Every line below that contains "screenshot" is to be copied.

[Begin Source material]

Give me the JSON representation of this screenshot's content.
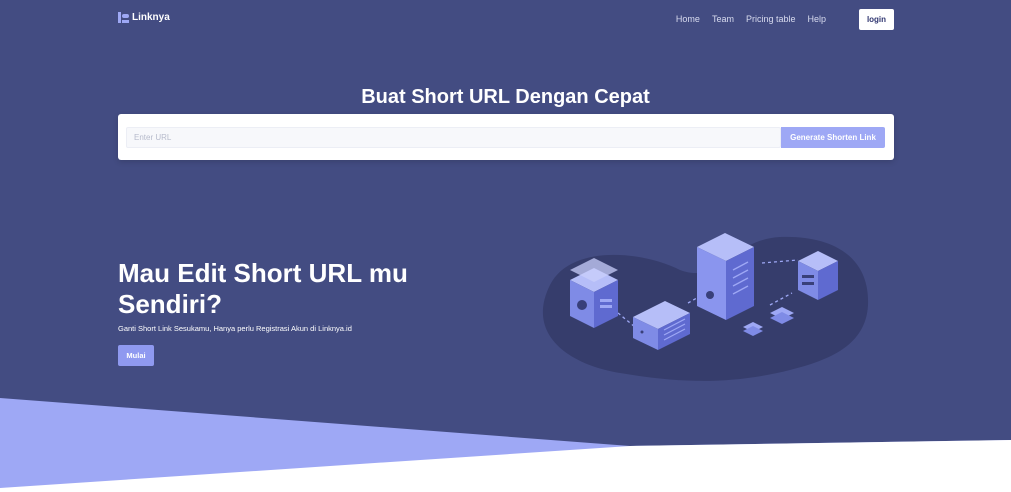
{
  "navbar": {
    "brand": "Linknya",
    "links": [
      "Home",
      "Team",
      "Pricing table",
      "Help"
    ],
    "login_label": "login"
  },
  "hero": {
    "title": "Buat Short URL Dengan Cepat",
    "input_placeholder": "Enter URL",
    "input_value": "",
    "generate_label": "Generate Shorten Link"
  },
  "promo": {
    "title": "Mau Edit Short URL mu Sendiri?",
    "description": "Ganti Short Link Sesukamu, Hanya perlu Registrasi Akun di Linknya.id",
    "button_label": "Mulai",
    "illustration_icon": "server-network-illustration"
  },
  "colors": {
    "background": "#434c82",
    "accent": "#9ea8f5",
    "white": "#ffffff"
  }
}
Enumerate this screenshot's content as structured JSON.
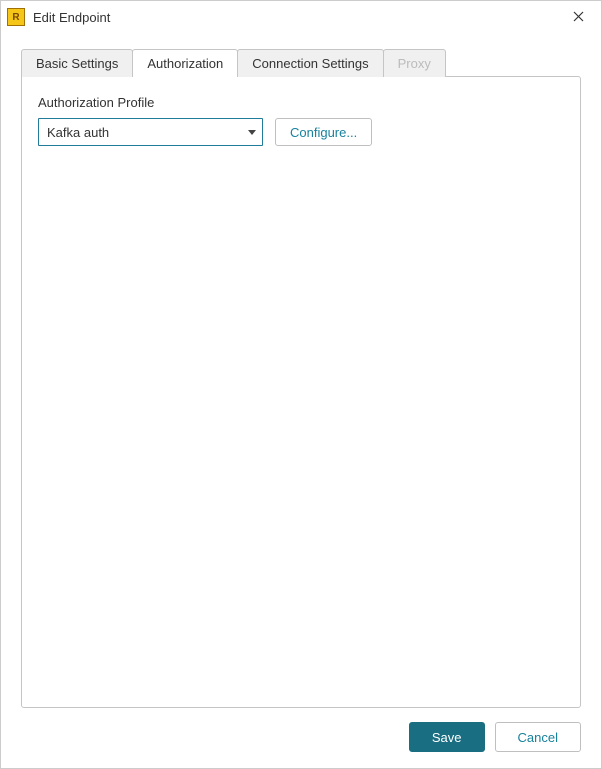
{
  "window": {
    "title": "Edit Endpoint"
  },
  "tabs": [
    {
      "label": "Basic Settings",
      "active": false,
      "disabled": false
    },
    {
      "label": "Authorization",
      "active": true,
      "disabled": false
    },
    {
      "label": "Connection Settings",
      "active": false,
      "disabled": false
    },
    {
      "label": "Proxy",
      "active": false,
      "disabled": true
    }
  ],
  "authorization": {
    "profile_label": "Authorization Profile",
    "selected_profile": "Kafka auth",
    "configure_label": "Configure..."
  },
  "footer": {
    "save_label": "Save",
    "cancel_label": "Cancel"
  },
  "colors": {
    "accent": "#17829c",
    "primary_bg": "#1a6e82",
    "border": "#c5c5c5"
  }
}
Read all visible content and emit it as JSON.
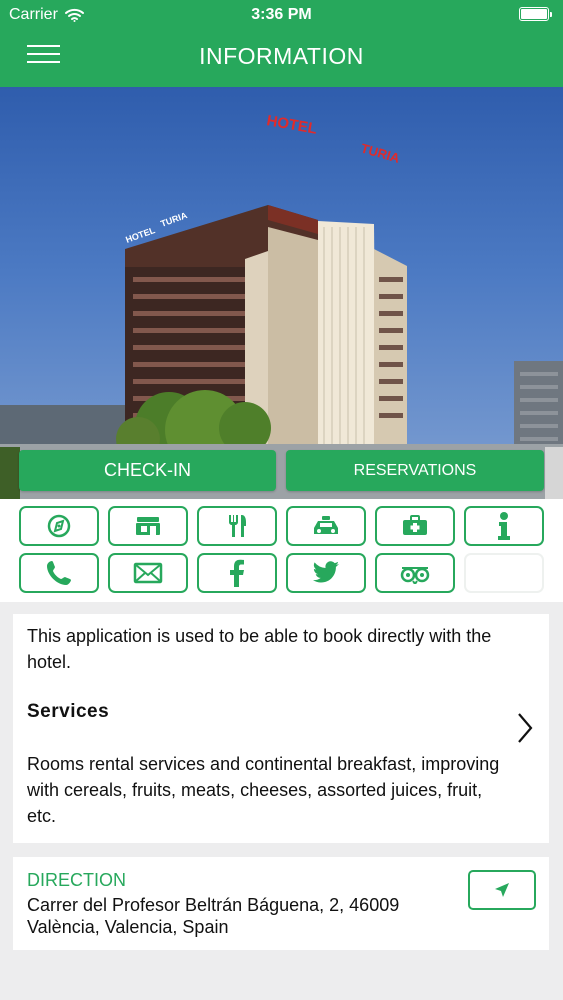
{
  "status_bar": {
    "carrier": "Carrier",
    "time": "3:36 PM"
  },
  "header": {
    "title": "INFORMATION"
  },
  "hero": {
    "image_label": "hotel-building-photo",
    "sign_top": "HOTEL",
    "sign_brand": "TURIA",
    "sign_left_hotel": "HOTEL",
    "sign_left_brand": "TURIA"
  },
  "actions": {
    "checkin": "CHECK-IN",
    "reservations": "RESERVATIONS"
  },
  "icons": [
    "compass-icon",
    "shop-icon",
    "cutlery-icon",
    "taxi-icon",
    "first-aid-icon",
    "info-icon",
    "phone-icon",
    "mail-icon",
    "facebook-icon",
    "twitter-icon",
    "tripadvisor-icon"
  ],
  "description": {
    "intro": "This application is used to be able to book directly with the hotel.",
    "services_title": "Services",
    "services_text": "Rooms rental services and continental breakfast, improving with cereals, fruits, meats, cheeses, assorted juices, fruit, etc."
  },
  "direction": {
    "label": "DIRECTION",
    "address_line1": "Carrer del Profesor Beltrán Báguena, 2, 46009",
    "address_line2": "València, Valencia, Spain"
  },
  "colors": {
    "accent": "#27a85c",
    "background": "#ededee",
    "card": "#ffffff"
  }
}
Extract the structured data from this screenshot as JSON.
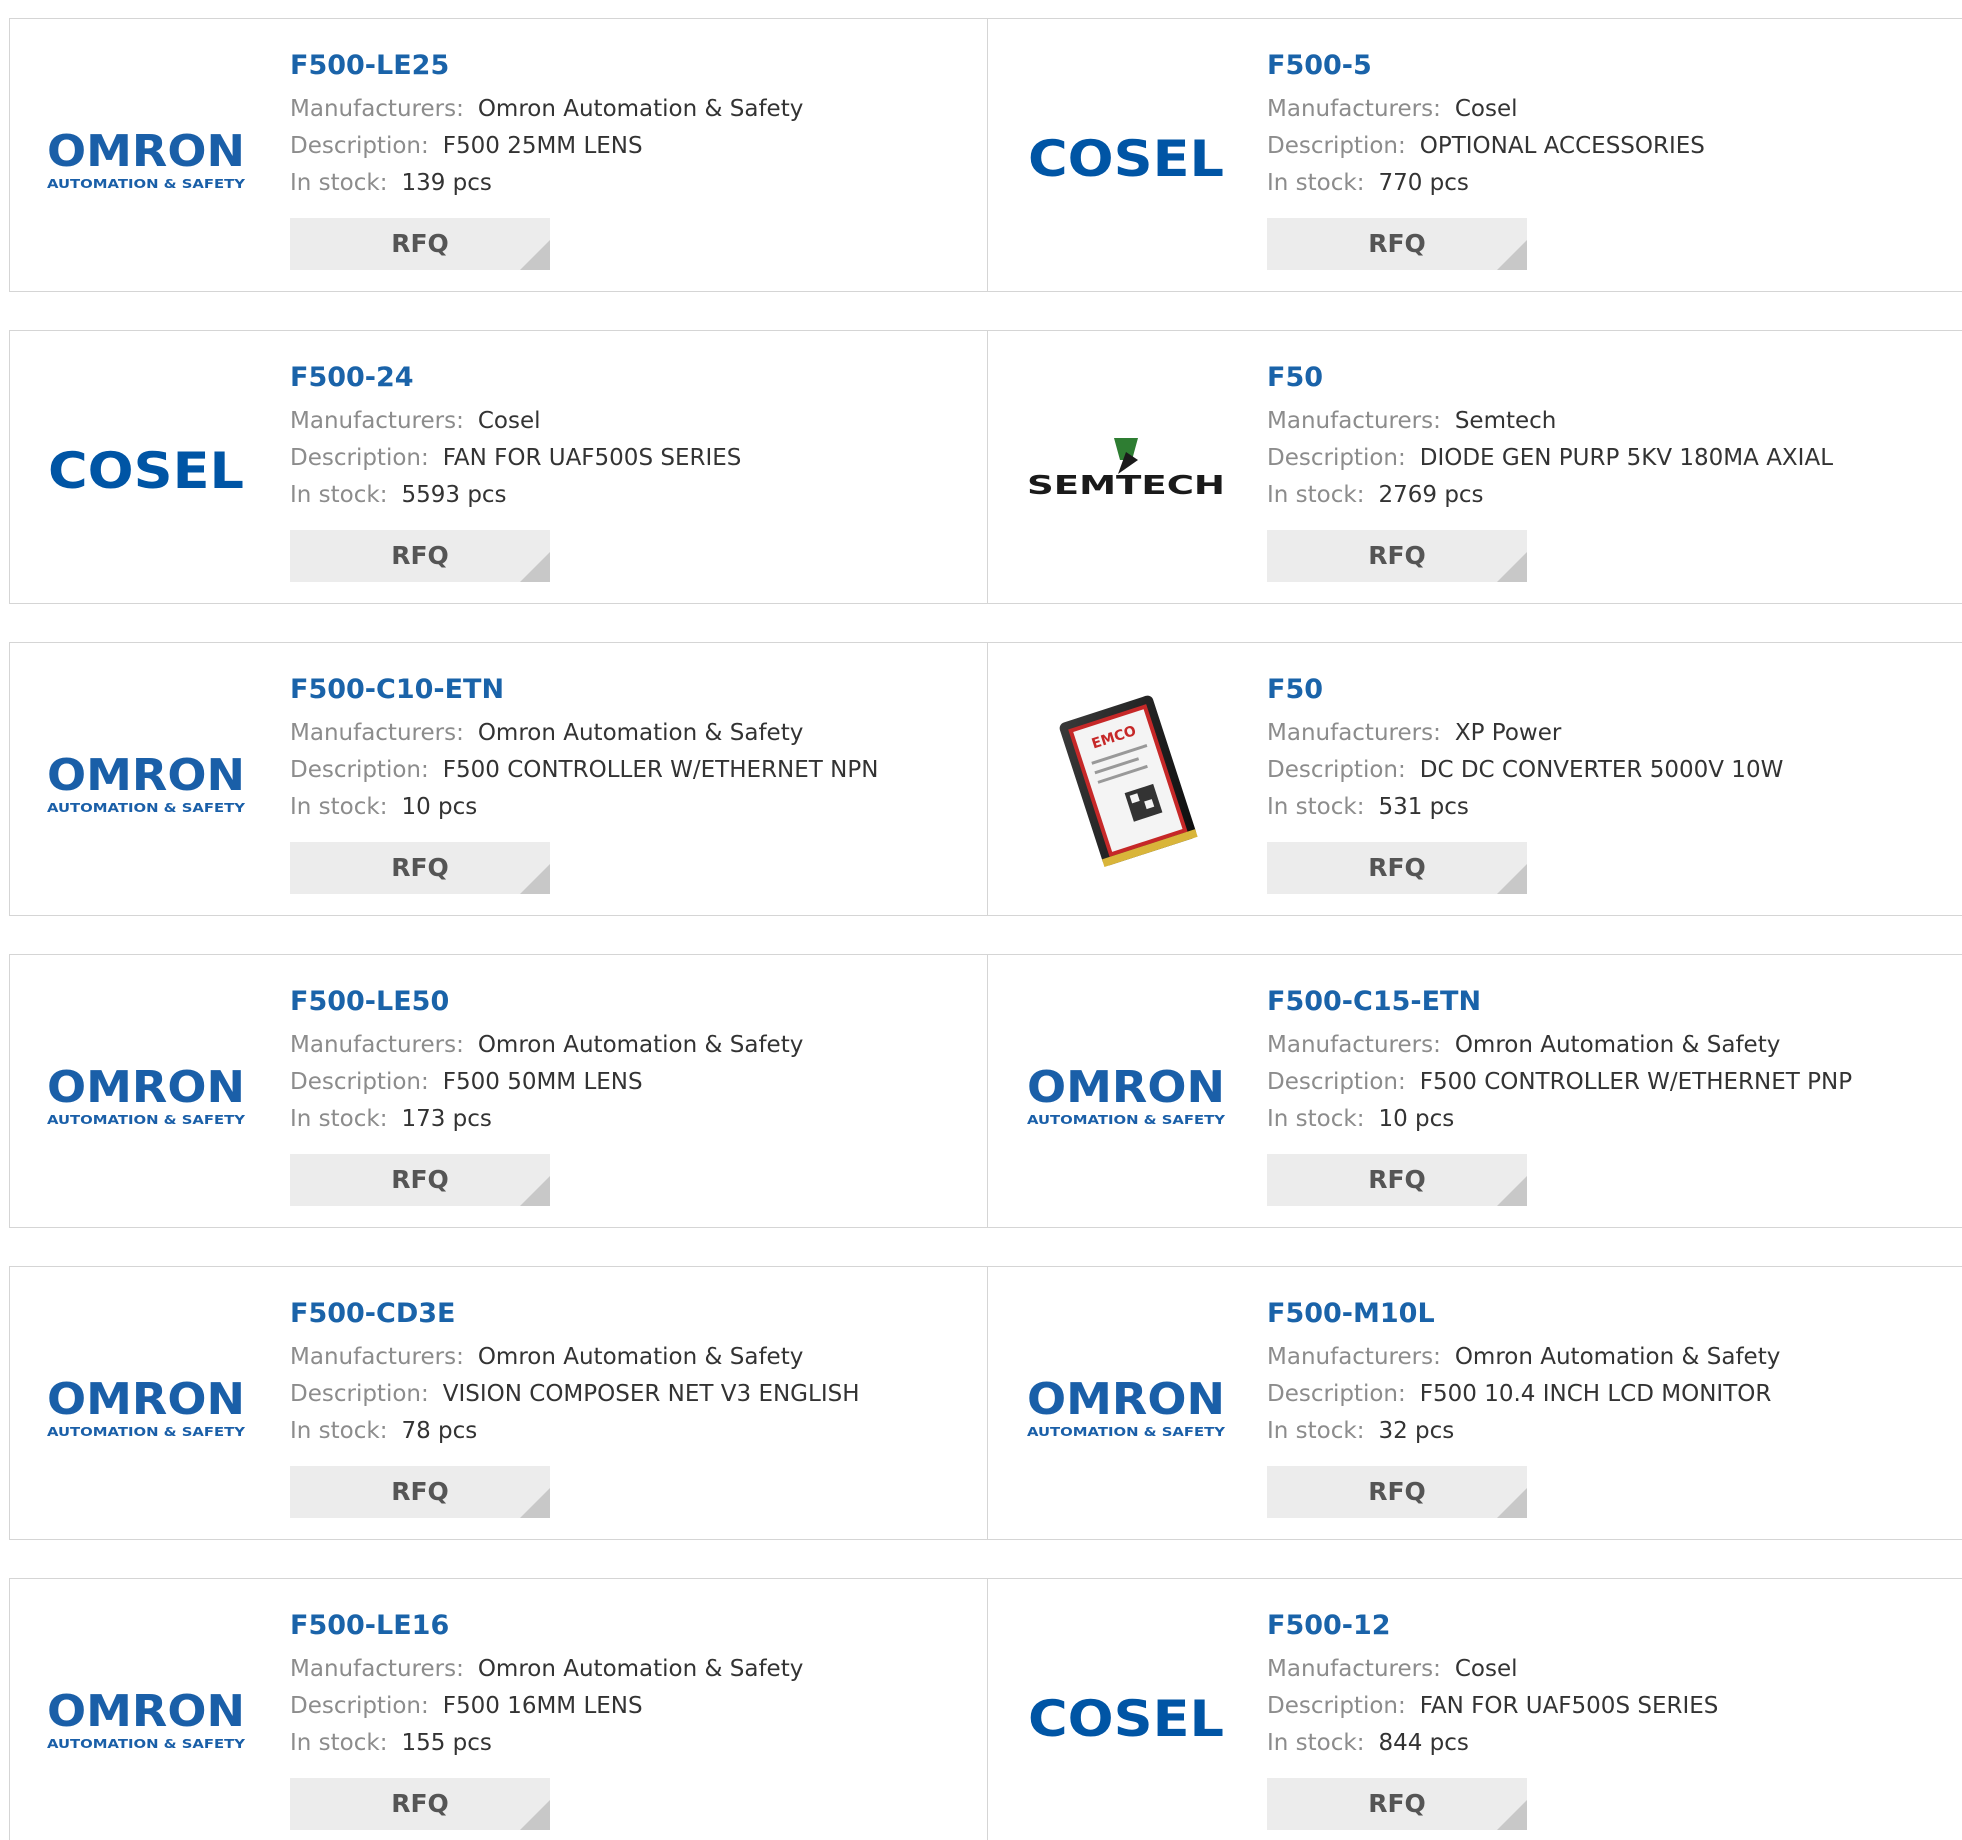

[End Source material]

◆ **Answer in full**
Give me the JSON representation of this screenshot's content.
Enumerate this screenshot's content as structured JSON.
Extract the structured data from this screenshot as JSON.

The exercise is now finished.